++++ Input

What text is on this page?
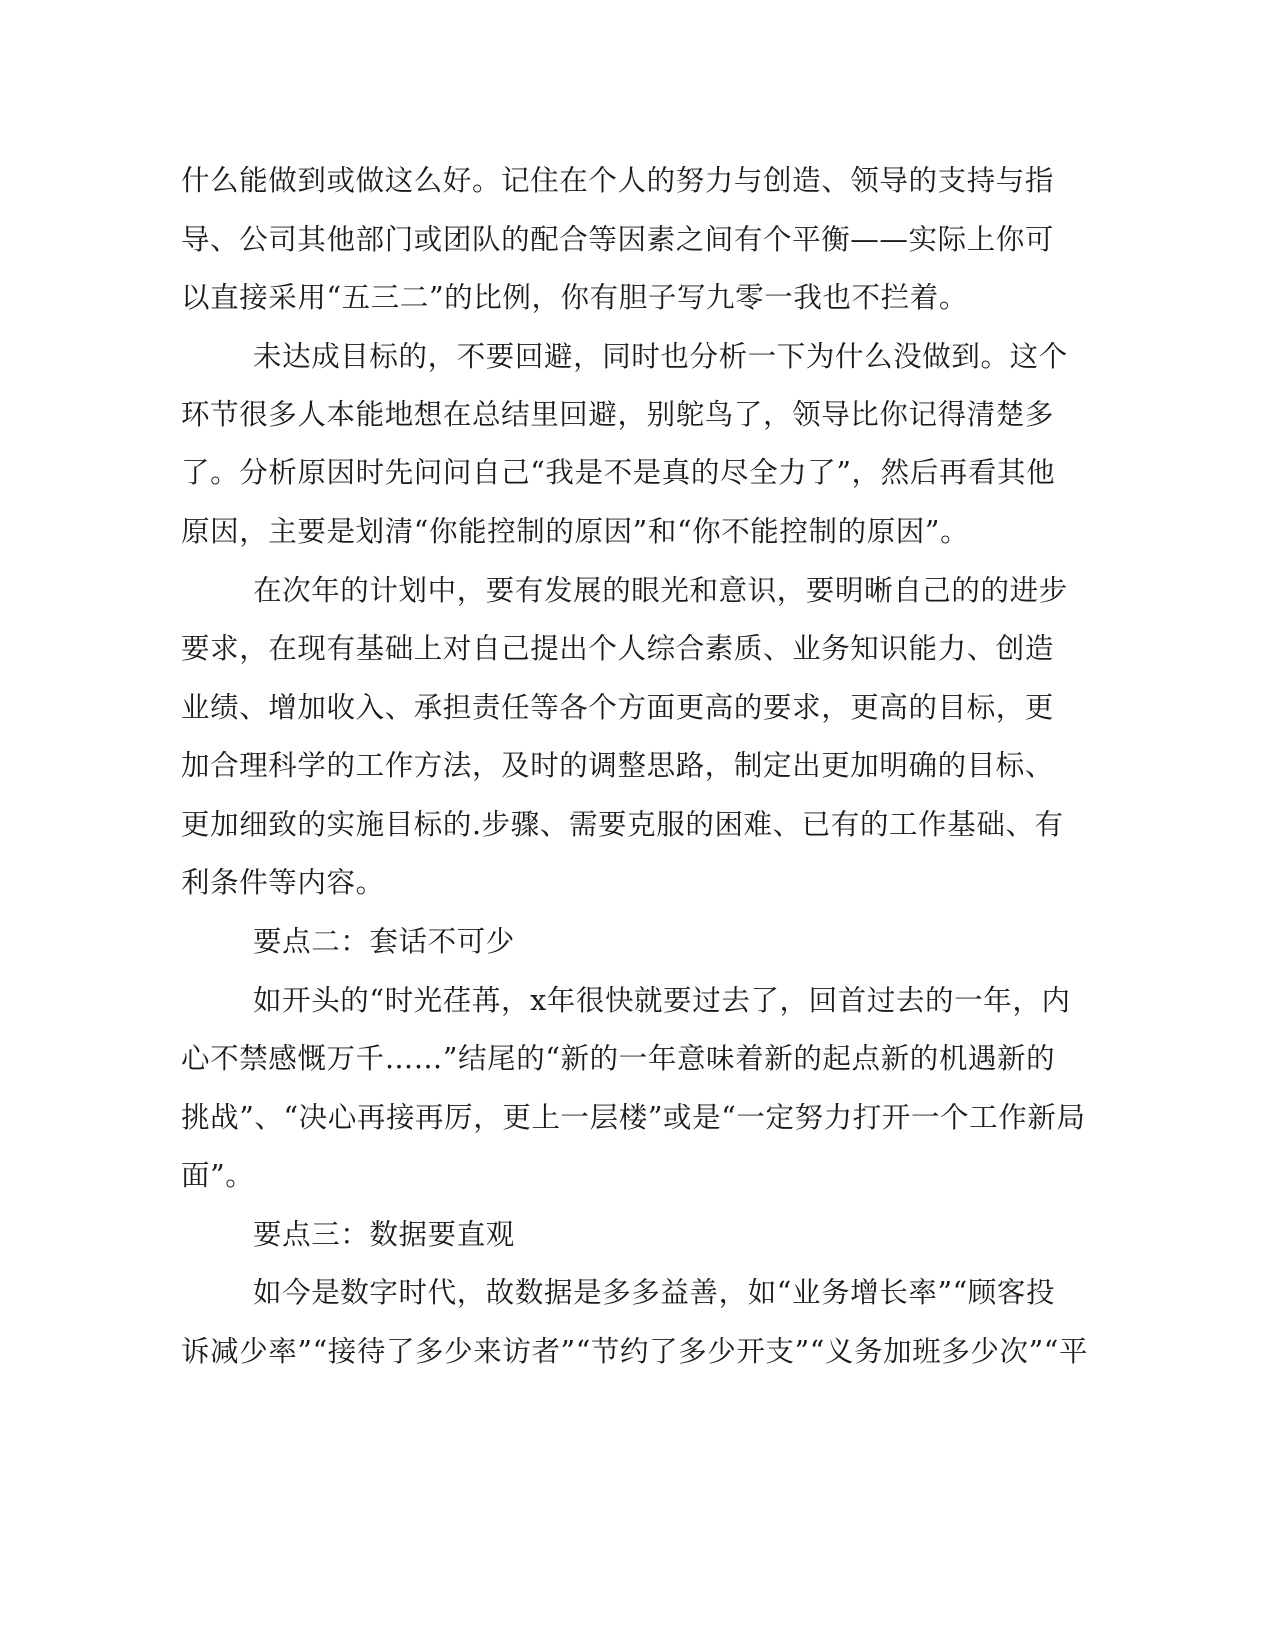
什么能做到或做这么好。记住在个人的努力与创造、领导的支持与指
导、公司其他部门或团队的配合等因素之间有个平衡——实际上你可
以直接采用“五三二”的比例，你有胆子写九零一我也不拦着。
未达成目标的，不要回避，同时也分析一下为什么没做到。这个
环节很多人本能地想在总结里回避，别鸵鸟了，领导比你记得清楚多
了。分析原因时先问问自己“我是不是真的尽全力了”，然后再看其他
原因，主要是划清“你能控制的原因”和“你不能控制的原因”。
在次年的计划中，要有发展的眼光和意识，要明晰自己的的进步
要求，在现有基础上对自己提出个人综合素质、业务知识能力、创造
业绩、增加收入、承担责任等各个方面更高的要求，更高的目标，更
加合理科学的工作方法，及时的调整思路，制定出更加明确的目标、
更加细致的实施目标的.步骤、需要克服的困难、已有的工作基础、有
利条件等内容。
要点二：套话不可少
如开头的“时光荏苒，x年很快就要过去了，回首过去的一年，内
心不禁感慨万千……”结尾的“新的一年意味着新的起点新的机遇新的
挑战”、“决心再接再厉，更上一层楼”或是“一定努力打开一个工作新局
面”。
要点三：数据要直观
如今是数字时代，故数据是多多益善，如“业务增长率”“顾客投
诉减少率”“接待了多少来访者”“节约了多少开支”“义务加班多少次”“平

++++++++

[To do] Give the entries again without a single change, but with no pictures.

[Answer to the task]
What text is on this page?
什么能做到或做这么好。记住在个人的努力与创造、领导的支持与指
导、公司其他部门或团队的配合等因素之间有个平衡——实际上你可
以直接采用“五三二”的比例，你有胆子写九零一我也不拦着。
未达成目标的，不要回避，同时也分析一下为什么没做到。这个
环节很多人本能地想在总结里回避，别鸵鸟了，领导比你记得清楚多
了。分析原因时先问问自己“我是不是真的尽全力了”，然后再看其他
原因，主要是划清“你能控制的原因”和“你不能控制的原因”。
在次年的计划中，要有发展的眼光和意识，要明晰自己的的进步
要求，在现有基础上对自己提出个人综合素质、业务知识能力、创造
业绩、增加收入、承担责任等各个方面更高的要求，更高的目标，更
加合理科学的工作方法，及时的调整思路，制定出更加明确的目标、
更加细致的实施目标的.步骤、需要克服的困难、已有的工作基础、有
利条件等内容。
要点二：套话不可少
如开头的“时光荏苒，x年很快就要过去了，回首过去的一年，内
心不禁感慨万千……”结尾的“新的一年意味着新的起点新的机遇新的
挑战”、“决心再接再厉，更上一层楼”或是“一定努力打开一个工作新局
面”。
要点三：数据要直观
如今是数字时代，故数据是多多益善，如“业务增长率”“顾客投
诉减少率”“接待了多少来访者”“节约了多少开支”“义务加班多少次”“平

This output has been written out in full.